## PAGE EXTRACT
Feed and residual use is up based mostly on a larger crop and lower expected prices. Exports are raised reflecting U.S. export competitiveness and expectations of reduced competition from Brazil. With supply rising faster than use, ending stocks are raised 132 million bushels to 1.7 billion. The season-average corn price received by producers is down 20 cents at the midpoint at a range of $3.10 to $4.10 per bushel.

Sorghum production is forecast 19 million bushels higher with the forecast yield 3.6 bushels per acre above last month’s projection. Sorghum food, seed, and industrial use is raised reflecting an increase in the amount of sorghum used to produce ethanol. This month’s 2018/19 foreign coarse grain outlook is for lower production, reduced trade, and slightly lower stocks relative to last month. EU corn production is lowered, mostly reflecting reductions for France and Germany that are partially offset by increases for Romania and Bulgaria. Brazil corn production is lowered based on updated expectations for second-crop corn area that will be planted beginningearly 2019. Ukraine corn production is forecast higher, as timely rainfall and lack of excessive heat during reproduction boost yield prospects. Other notable corn production changes include projected increases for Zimbabwe, Serbia, and Moldova, with reductions for Zambia and South Africa. Barley production is lowered for the EU, but raised for Ukraine.

## PARTS OF THE EXERCISE
1. According to the grain outlook, by how much are corn ending stocks raised?
2. Print the part of the grain outlook starting at "Feed and residual" and ending at "to $4.10 per bushel.".
The entries that follow have no connection to the grain outlook.

## ENTRIES SHOWN
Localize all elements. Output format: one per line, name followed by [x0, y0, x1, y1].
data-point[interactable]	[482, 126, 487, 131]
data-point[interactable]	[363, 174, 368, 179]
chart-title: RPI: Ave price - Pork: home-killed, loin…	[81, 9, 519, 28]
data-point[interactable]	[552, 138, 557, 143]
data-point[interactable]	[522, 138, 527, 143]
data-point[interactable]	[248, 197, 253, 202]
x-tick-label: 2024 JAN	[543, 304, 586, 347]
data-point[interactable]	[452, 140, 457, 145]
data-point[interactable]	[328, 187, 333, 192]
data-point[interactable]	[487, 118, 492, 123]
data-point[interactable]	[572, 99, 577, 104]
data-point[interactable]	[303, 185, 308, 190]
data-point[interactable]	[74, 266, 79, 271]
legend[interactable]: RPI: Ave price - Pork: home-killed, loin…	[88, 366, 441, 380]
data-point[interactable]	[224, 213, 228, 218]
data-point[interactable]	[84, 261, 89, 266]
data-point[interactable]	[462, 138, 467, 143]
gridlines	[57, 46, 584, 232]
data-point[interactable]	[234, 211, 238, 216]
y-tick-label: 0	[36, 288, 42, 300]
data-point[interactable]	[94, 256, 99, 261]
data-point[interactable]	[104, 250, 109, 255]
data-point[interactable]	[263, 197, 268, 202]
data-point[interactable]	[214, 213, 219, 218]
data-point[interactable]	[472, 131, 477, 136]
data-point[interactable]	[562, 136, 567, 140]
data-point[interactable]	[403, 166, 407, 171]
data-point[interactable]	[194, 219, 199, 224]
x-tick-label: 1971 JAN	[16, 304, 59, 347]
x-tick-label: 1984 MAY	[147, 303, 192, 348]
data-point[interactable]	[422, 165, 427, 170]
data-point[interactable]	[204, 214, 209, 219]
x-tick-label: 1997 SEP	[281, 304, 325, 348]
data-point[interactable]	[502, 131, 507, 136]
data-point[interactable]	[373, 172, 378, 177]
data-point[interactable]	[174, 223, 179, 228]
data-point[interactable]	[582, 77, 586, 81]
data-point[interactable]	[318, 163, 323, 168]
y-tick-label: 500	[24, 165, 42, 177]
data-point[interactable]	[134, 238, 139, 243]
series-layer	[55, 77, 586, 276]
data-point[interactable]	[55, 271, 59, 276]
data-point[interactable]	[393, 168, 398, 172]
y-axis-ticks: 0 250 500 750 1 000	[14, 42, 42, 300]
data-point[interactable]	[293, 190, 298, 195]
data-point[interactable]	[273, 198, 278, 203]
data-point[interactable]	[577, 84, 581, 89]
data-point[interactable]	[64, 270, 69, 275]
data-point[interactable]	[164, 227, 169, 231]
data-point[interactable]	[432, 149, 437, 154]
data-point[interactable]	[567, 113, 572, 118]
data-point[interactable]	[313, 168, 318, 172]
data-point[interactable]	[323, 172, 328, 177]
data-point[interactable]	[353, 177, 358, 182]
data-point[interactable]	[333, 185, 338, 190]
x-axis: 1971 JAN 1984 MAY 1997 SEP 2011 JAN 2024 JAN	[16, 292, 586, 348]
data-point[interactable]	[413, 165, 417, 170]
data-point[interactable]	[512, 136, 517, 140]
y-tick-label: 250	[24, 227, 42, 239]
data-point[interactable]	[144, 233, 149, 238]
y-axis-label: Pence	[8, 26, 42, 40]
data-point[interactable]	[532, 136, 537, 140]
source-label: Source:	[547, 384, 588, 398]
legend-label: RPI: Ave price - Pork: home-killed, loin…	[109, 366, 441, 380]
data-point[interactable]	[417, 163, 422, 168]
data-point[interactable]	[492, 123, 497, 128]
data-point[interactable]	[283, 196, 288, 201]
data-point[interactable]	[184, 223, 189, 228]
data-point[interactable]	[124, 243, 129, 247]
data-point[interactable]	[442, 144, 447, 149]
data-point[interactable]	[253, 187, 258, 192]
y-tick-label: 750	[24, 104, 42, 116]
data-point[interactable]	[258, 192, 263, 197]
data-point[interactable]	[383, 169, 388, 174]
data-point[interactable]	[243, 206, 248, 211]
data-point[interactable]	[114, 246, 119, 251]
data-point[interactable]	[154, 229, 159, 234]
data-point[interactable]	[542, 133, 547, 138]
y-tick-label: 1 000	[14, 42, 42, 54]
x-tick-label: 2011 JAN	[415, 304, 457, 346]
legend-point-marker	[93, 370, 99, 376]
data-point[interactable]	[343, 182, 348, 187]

## OUTPUTS BY TASK
1. By 132 million bushels, to 1.7 billion.

2.
Feed and residual use is up based mostly on a larger crop and lower expected prices. Exports are raised reflecting U.S. export competitiveness and expectations of reduced competition from Brazil. With supply rising faster than use, ending stocks are raised 132 million bushels to 1.7 billion. The season-average corn price received by producers is down 20 cents at the midpoint at a range of $3.10 to $4.10 per bushel.